» REQUIRED TASK
Where a line contains the word "frac", copy that line.

▼

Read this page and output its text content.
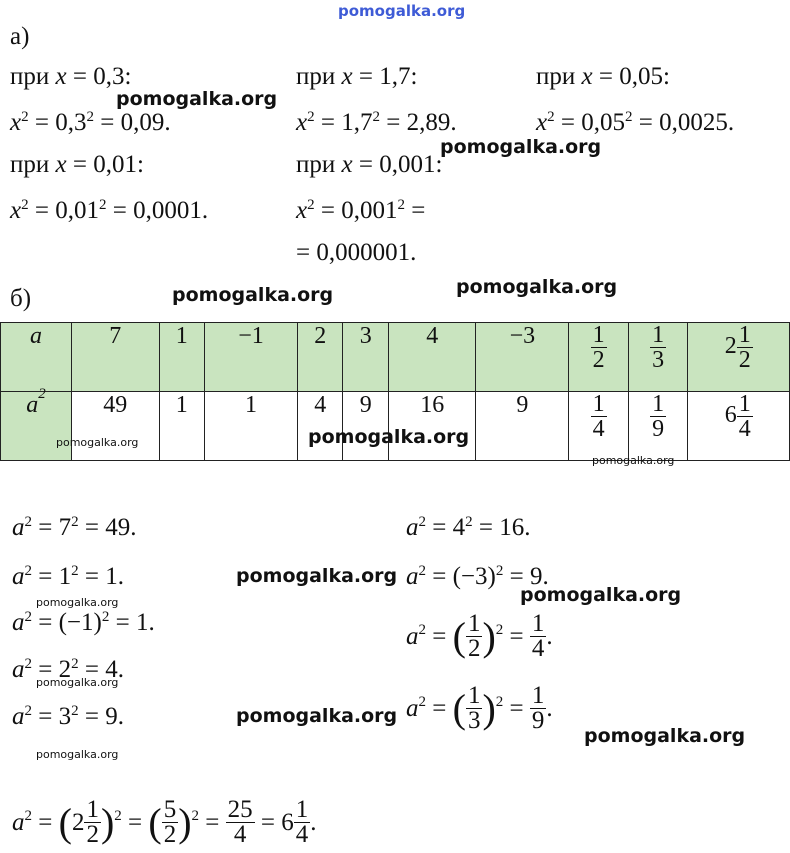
pomogalka.org
а)
при x = 0,3:
$x^2 = 0,3^2 = 0,09$.
при x = 1,7:
$x^2 = 1,7^2 = 2,89$.
при x = 0,05:
$x^2 = 0,05^2 = 0,0025$.
при x = 0,01:
$x^2 = 0,01^2 = 0,0001$.
при x = 0,001:
$x^2 = 0,001^2$ =
= 0,000001.
pomogalka.org
pomogalka.org
б)	pomogalka.org	pomogalka.org
a	7	1	−1	2	3	4	−3	$\frac{1}{2}$	$\frac{1}{3}$	$2 \frac{1}{2}$

$a^2$	49	1	1	4	9	16	9	$\frac{1}{4}$	$\frac{1}{9}$	$6 \frac{1}{4}$
pomogalka.org	pomogalka.org
pomogalka.org
$a^2 = 7^2 = 49$.
$a^2 = 1^2 = 1$.
$a^2 = (-1)^2 = 1$.
$a^2 = 2^2 = 4$.
$a^2 = 3^2 = 9$.
$a^2 = 4^2 = 16$.
$a^2 = (-3)^2 = 9$.
$a^2$ = ( $\frac{1}{2} )^2 = \frac{1}{4}$ .
$a^2$ = ( $\frac{1}{3} )^2 = \frac{1}{9}$ .
pomogalka.org
pomogalka.org
pomogalka.org
pomogalka.org
pomogalka.org
pomogalka.org
pomogalka.org
$a^2$ = ( $2 \frac{1}{2} )^2$ = ( $\frac{5}{2} )^2 = \frac{25}{4} = 6 \frac{1}{4}$ .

▲

» COMPLETE OUTPUT
a	7	1	−1	2	3	4	−3	$\frac{1}{2}$	$\frac{1}{3}$	$2 \frac{1}{2}$
$a^2$	49	1	1	4	9	16	9	$\frac{1}{4}$	$\frac{1}{9}$	$6 \frac{1}{4}$
$a^2$ = ( $\frac{1}{2} )^2 = \frac{1}{4}$ .
$a^2$ = ( $\frac{1}{3} )^2 = \frac{1}{9}$ .
$a^2$ = ( $2 \frac{1}{2} )^2$ = ( $\frac{5}{2} )^2 = \frac{25}{4} = 6 \frac{1}{4}$ .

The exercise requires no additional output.